■ DO THIS: Do any lines in the data below contain "поставляемую"? If so, copy every one of them.

■ DATA SHOWN:
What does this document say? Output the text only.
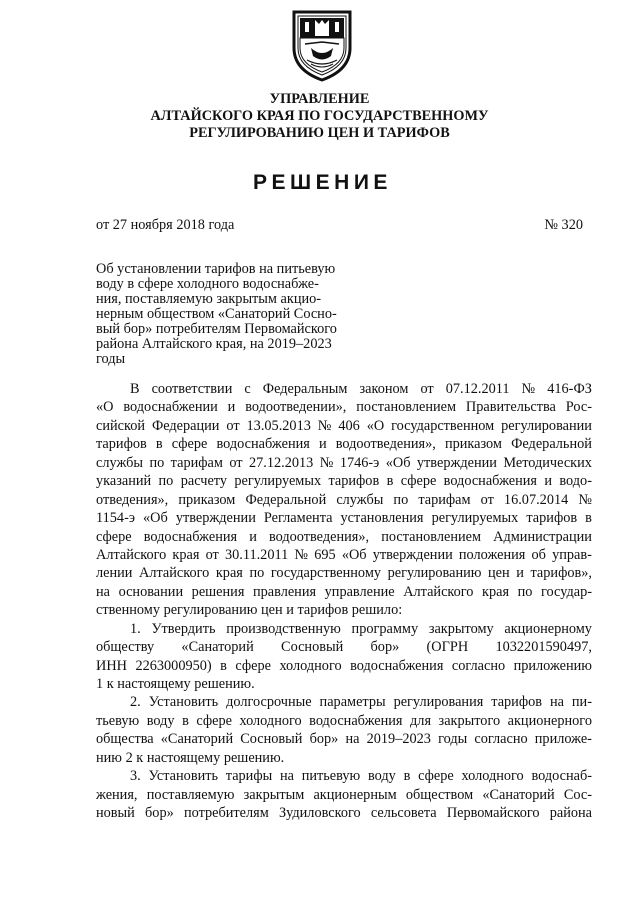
УПРАВЛЕНИЕ
АЛТАЙСКОГО КРАЯ ПО ГОСУДАРСТВЕННОМУ
РЕГУЛИРОВАНИЮ ЦЕН И ТАРИФОВ
РЕШЕНИЕ
от 27 ноября 2018 года	№ 320
Об установлении тарифов на питьевую
воду в сфере холодного водоснабже-
ния, поставляемую закрытым акцио-
нерным обществом «Санаторий Сосно-
вый бор» потребителям Первомайского
района Алтайского края, на 2019–2023
годы
В соответствии с Федеральным законом от 07.12.2011 № 416-ФЗ
«О водоснабжении и водоотведении», постановлением Правительства Рос-
сийской Федерации от 13.05.2013 № 406 «О государственном регулировании
тарифов в сфере водоснабжения и водоотведения», приказом Федеральной
службы по тарифам от 27.12.2013 № 1746-э «Об утверждении Методических
указаний по расчету регулируемых тарифов в сфере водоснабжения и водо-
отведения», приказом Федеральной службы по тарифам от 16.07.2014 №
1154-э «Об утверждении Регламента установления регулируемых тарифов в
сфере водоснабжения и водоотведения», постановлением Администрации
Алтайского края от 30.11.2011 № 695 «Об утверждении положения об управ-
лении Алтайского края по государственному регулированию цен и тарифов»,
на основании решения правления управление Алтайского края по государ-
ственному регулированию цен и тарифов решило:
1. Утвердить производственную программу закрытому акционерному
обществу «Санаторий Сосновый бор» (ОГРН 1032201590497,
ИНН 2263000950) в сфере холодного водоснабжения согласно приложению
1 к настоящему решению.
2. Установить долгосрочные параметры регулирования тарифов на пи-
тьевую воду в сфере холодного водоснабжения для закрытого акционерного
общества «Санаторий Сосновый бор» на 2019–2023 годы согласно приложе-
нию 2 к настоящему решению.
3. Установить тарифы на питьевую воду в сфере холодного водоснаб-
жения, поставляемую закрытым акционерным обществом «Санаторий Сос-
новый бор» потребителям Зудиловского сельсовета Первомайского района
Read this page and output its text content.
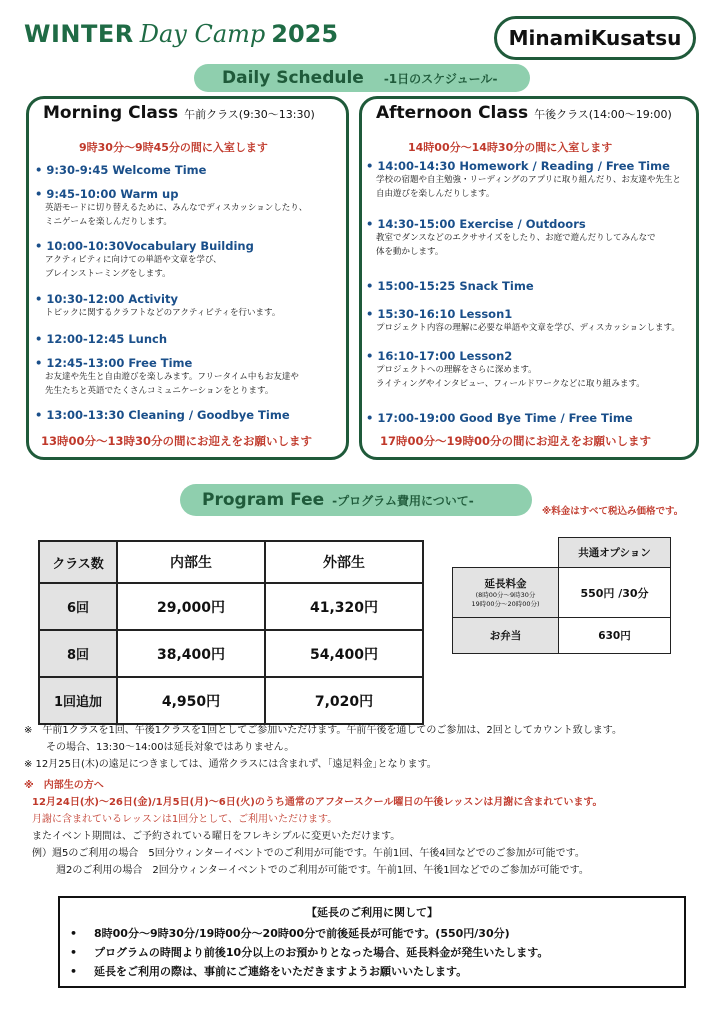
WINTER Day Camp 2025	MinamiKusatsu
Daily Schedule -1日のスケジュール-
Morning Class 午前クラス(9:30〜13:30)
9時30分〜9時45分の間に入室します
• 9:30-9:45 Welcome Time
• 9:45-10:00 Warm up
英語モードに切り替えるために、みんなでディスカッションしたり、
ミニゲームを楽しんだりします。
• 10:00-10:30Vocabulary Building
アクティビティに向けての単語や文章を学び、
ブレインストーミングをします。
• 10:30-12:00 Activity
トピックに関するクラフトなどのアクティビティを行います。
• 12:00-12:45 Lunch
• 12:45-13:00 Free Time
お友達や先生と自由遊びを楽しみます。フリータイム中もお友達や
先生たちと英語でたくさんコミュニケーションをとります。
• 13:00-13:30 Cleaning / Goodbye Time
13時00分〜13時30分の間にお迎えをお願いします
Afternoon Class 午後クラス(14:00〜19:00)
14時00分〜14時30分の間に入室します
• 14:00-14:30 Homework / Reading / Free Time
学校の宿題や自主勉強・リーディングのアプリに取り組んだり、お友達や先生と
自由遊びを楽しんだりします。
• 14:30-15:00 Exercise / Outdoors
教室でダンスなどのエクササイズをしたり、お庭で遊んだりしてみんなで
体を動かします。
• 15:00-15:25 Snack Time
• 15:30-16:10 Lesson1
プロジェクト内容の理解に必要な単語や文章を学び、ディスカッションします。
• 16:10-17:00 Lesson2
プロジェクトへの理解をさらに深めます。
ライティングやインタビュー、フィールドワークなどに取り組みます。
• 17:00-19:00 Good Bye Time / Free Time
17時00分〜19時00分の間にお迎えをお願いします
Program Fee -プログラム費用について-
※料金はすべて税込み価格です。
クラス数	内部生	外部生
6回	29,000円	41,320円
8回	38,400円	54,400円
1回追加	4,950円	7,020円
	共通オプション

延長料金
(8時00分〜9時30分
19時00分〜20時00分)	550円 /30分
お弁当	630円
※　午前1クラスを1回、午後1クラスを1回としてご参加いただけます。午前午後を通してのご参加は、2回としてカウント致します。
その場合、13:30〜14:00は延長対象ではありません。
※ 12月25日(木)の遠足につきましては、通常クラスには含まれず、｢遠足料金｣となります。
※　内部生の方へ
12月24日(水)〜26日(金)/1月5日(月)〜6日(火)のうち通常のアフタースクール曜日の午後レッスンは月謝に含まれています。
月謝に含まれているレッスンは1回分として、ご利用いただけます。
またイベント期間は、ご予約されている曜日をフレキシブルに変更いただけます。
例）週5のご利用の場合　5回分ウィンターイベントでのご利用が可能です。午前1回、午後4回などでのご参加が可能です。
週2のご利用の場合　2回分ウィンターイベントでのご利用が可能です。午前1回、午後1回などでのご参加が可能です。
【延長のご利用に関して】
• 8時00分〜9時30分/19時00分〜20時00分で前後延長が可能です。(550円/30分)
• プログラムの時間より前後10分以上のお預かりとなった場合、延長料金が発生いたします。
• 延長をご利用の際は、事前にご連絡をいただきますようお願いいたします。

■ FULL ANSWER:
ния, поставляемую закрытым акцио-
жения, поставляемую закрытым акционерным обществом «Санаторий Сос-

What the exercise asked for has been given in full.